| WHAT TO WORK ON |
Copy the material that follows word for word and omit its pictures.
━━━ GIVEN RECORDS
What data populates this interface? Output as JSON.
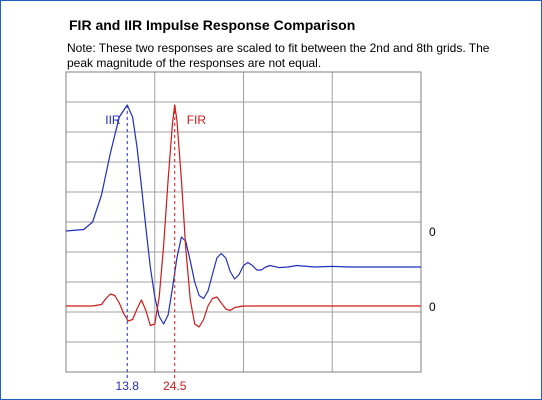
{
  "chart_data": {
    "type": "line",
    "title": "FIR and IIR Impulse Response Comparison",
    "note": "Note: These two responses are scaled to fit between the 2nd and 8th grids. The peak magnitude of the responses are not equal.",
    "xlabel": "",
    "ylabel": "",
    "xlim": [
      0,
      80
    ],
    "ylim": [
      0,
      10
    ],
    "grid": true,
    "grid_divisions": {
      "x": 4,
      "y": 10
    },
    "series": [
      {
        "name": "IIR",
        "color": "#1f2fbf",
        "baseline": 4.7,
        "peak_x": 13.8,
        "points": [
          [
            0,
            4.7
          ],
          [
            4,
            4.75
          ],
          [
            6,
            5.0
          ],
          [
            8,
            5.9
          ],
          [
            10,
            7.3
          ],
          [
            12,
            8.5
          ],
          [
            13.8,
            8.9
          ],
          [
            15,
            8.5
          ],
          [
            16,
            7.5
          ],
          [
            17,
            6.2
          ],
          [
            18,
            4.8
          ],
          [
            19,
            3.5
          ],
          [
            20,
            2.5
          ],
          [
            21,
            1.85
          ],
          [
            22,
            1.6
          ],
          [
            23,
            1.9
          ],
          [
            24,
            2.8
          ],
          [
            25,
            3.8
          ],
          [
            26,
            4.5
          ],
          [
            27,
            4.35
          ],
          [
            28,
            3.7
          ],
          [
            29,
            3.0
          ],
          [
            30,
            2.55
          ],
          [
            31,
            2.45
          ],
          [
            32,
            2.7
          ],
          [
            33,
            3.25
          ],
          [
            34,
            3.8
          ],
          [
            35,
            3.95
          ],
          [
            36,
            3.8
          ],
          [
            37,
            3.35
          ],
          [
            38,
            3.1
          ],
          [
            39,
            3.25
          ],
          [
            40,
            3.55
          ],
          [
            41,
            3.65
          ],
          [
            42,
            3.55
          ],
          [
            43,
            3.4
          ],
          [
            44,
            3.4
          ],
          [
            45,
            3.5
          ],
          [
            46,
            3.55
          ],
          [
            48,
            3.48
          ],
          [
            50,
            3.5
          ],
          [
            52,
            3.55
          ],
          [
            56,
            3.5
          ],
          [
            60,
            3.52
          ],
          [
            64,
            3.5
          ],
          [
            70,
            3.5
          ],
          [
            80,
            3.5
          ]
        ],
        "zero_label": "0",
        "marker_label": "13.8"
      },
      {
        "name": "FIR",
        "color": "#d01818",
        "baseline": 2.2,
        "peak_x": 24.5,
        "points": [
          [
            0,
            2.2
          ],
          [
            6,
            2.2
          ],
          [
            8,
            2.25
          ],
          [
            9,
            2.45
          ],
          [
            10,
            2.6
          ],
          [
            11,
            2.55
          ],
          [
            12,
            2.3
          ],
          [
            13,
            1.95
          ],
          [
            14,
            1.7
          ],
          [
            15,
            1.75
          ],
          [
            16,
            2.1
          ],
          [
            17,
            2.4
          ],
          [
            18,
            2.05
          ],
          [
            19,
            1.55
          ],
          [
            20,
            1.6
          ],
          [
            21,
            2.5
          ],
          [
            22,
            4.2
          ],
          [
            23,
            6.4
          ],
          [
            24,
            8.3
          ],
          [
            24.5,
            8.9
          ],
          [
            25,
            8.4
          ],
          [
            26,
            6.4
          ],
          [
            27,
            4.1
          ],
          [
            28,
            2.4
          ],
          [
            29,
            1.6
          ],
          [
            30,
            1.5
          ],
          [
            31,
            1.75
          ],
          [
            32,
            2.2
          ],
          [
            33,
            2.45
          ],
          [
            34,
            2.5
          ],
          [
            35,
            2.3
          ],
          [
            36,
            2.1
          ],
          [
            37,
            2.05
          ],
          [
            38,
            2.15
          ],
          [
            40,
            2.2
          ],
          [
            80,
            2.2
          ]
        ],
        "zero_label": "0",
        "marker_label": "24.5"
      }
    ]
  }
}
━━━━━━
| RESPONSE TO THIS TASK |
What data populates this interface? Output as JSON.
{
  "chart_data": {
    "type": "line",
    "title": "FIR and IIR Impulse Response Comparison",
    "note": "Note: These two responses are scaled to fit between the 2nd and 8th grids. The peak magnitude of the responses are not equal.",
    "xlabel": "",
    "ylabel": "",
    "xlim": [
      0,
      80
    ],
    "ylim": [
      0,
      10
    ],
    "grid": true,
    "grid_divisions": {
      "x": 4,
      "y": 10
    },
    "series": [
      {
        "name": "IIR",
        "color": "#1f2fbf",
        "baseline": 4.7,
        "peak_x": 13.8,
        "points": [
          [
            0,
            4.7
          ],
          [
            4,
            4.75
          ],
          [
            6,
            5.0
          ],
          [
            8,
            5.9
          ],
          [
            10,
            7.3
          ],
          [
            12,
            8.5
          ],
          [
            13.8,
            8.9
          ],
          [
            15,
            8.5
          ],
          [
            16,
            7.5
          ],
          [
            17,
            6.2
          ],
          [
            18,
            4.8
          ],
          [
            19,
            3.5
          ],
          [
            20,
            2.5
          ],
          [
            21,
            1.85
          ],
          [
            22,
            1.6
          ],
          [
            23,
            1.9
          ],
          [
            24,
            2.8
          ],
          [
            25,
            3.8
          ],
          [
            26,
            4.5
          ],
          [
            27,
            4.35
          ],
          [
            28,
            3.7
          ],
          [
            29,
            3.0
          ],
          [
            30,
            2.55
          ],
          [
            31,
            2.45
          ],
          [
            32,
            2.7
          ],
          [
            33,
            3.25
          ],
          [
            34,
            3.8
          ],
          [
            35,
            3.95
          ],
          [
            36,
            3.8
          ],
          [
            37,
            3.35
          ],
          [
            38,
            3.1
          ],
          [
            39,
            3.25
          ],
          [
            40,
            3.55
          ],
          [
            41,
            3.65
          ],
          [
            42,
            3.55
          ],
          [
            43,
            3.4
          ],
          [
            44,
            3.4
          ],
          [
            45,
            3.5
          ],
          [
            46,
            3.55
          ],
          [
            48,
            3.48
          ],
          [
            50,
            3.5
          ],
          [
            52,
            3.55
          ],
          [
            56,
            3.5
          ],
          [
            60,
            3.52
          ],
          [
            64,
            3.5
          ],
          [
            70,
            3.5
          ],
          [
            80,
            3.5
          ]
        ],
        "zero_label": "0",
        "marker_label": "13.8"
      },
      {
        "name": "FIR",
        "color": "#d01818",
        "baseline": 2.2,
        "peak_x": 24.5,
        "points": [
          [
            0,
            2.2
          ],
          [
            6,
            2.2
          ],
          [
            8,
            2.25
          ],
          [
            9,
            2.45
          ],
          [
            10,
            2.6
          ],
          [
            11,
            2.55
          ],
          [
            12,
            2.3
          ],
          [
            13,
            1.95
          ],
          [
            14,
            1.7
          ],
          [
            15,
            1.75
          ],
          [
            16,
            2.1
          ],
          [
            17,
            2.4
          ],
          [
            18,
            2.05
          ],
          [
            19,
            1.55
          ],
          [
            20,
            1.6
          ],
          [
            21,
            2.5
          ],
          [
            22,
            4.2
          ],
          [
            23,
            6.4
          ],
          [
            24,
            8.3
          ],
          [
            24.5,
            8.9
          ],
          [
            25,
            8.4
          ],
          [
            26,
            6.4
          ],
          [
            27,
            4.1
          ],
          [
            28,
            2.4
          ],
          [
            29,
            1.6
          ],
          [
            30,
            1.5
          ],
          [
            31,
            1.75
          ],
          [
            32,
            2.2
          ],
          [
            33,
            2.45
          ],
          [
            34,
            2.5
          ],
          [
            35,
            2.3
          ],
          [
            36,
            2.1
          ],
          [
            37,
            2.05
          ],
          [
            38,
            2.15
          ],
          [
            40,
            2.2
          ],
          [
            80,
            2.2
          ]
        ],
        "zero_label": "0",
        "marker_label": "24.5"
      }
    ]
  }
}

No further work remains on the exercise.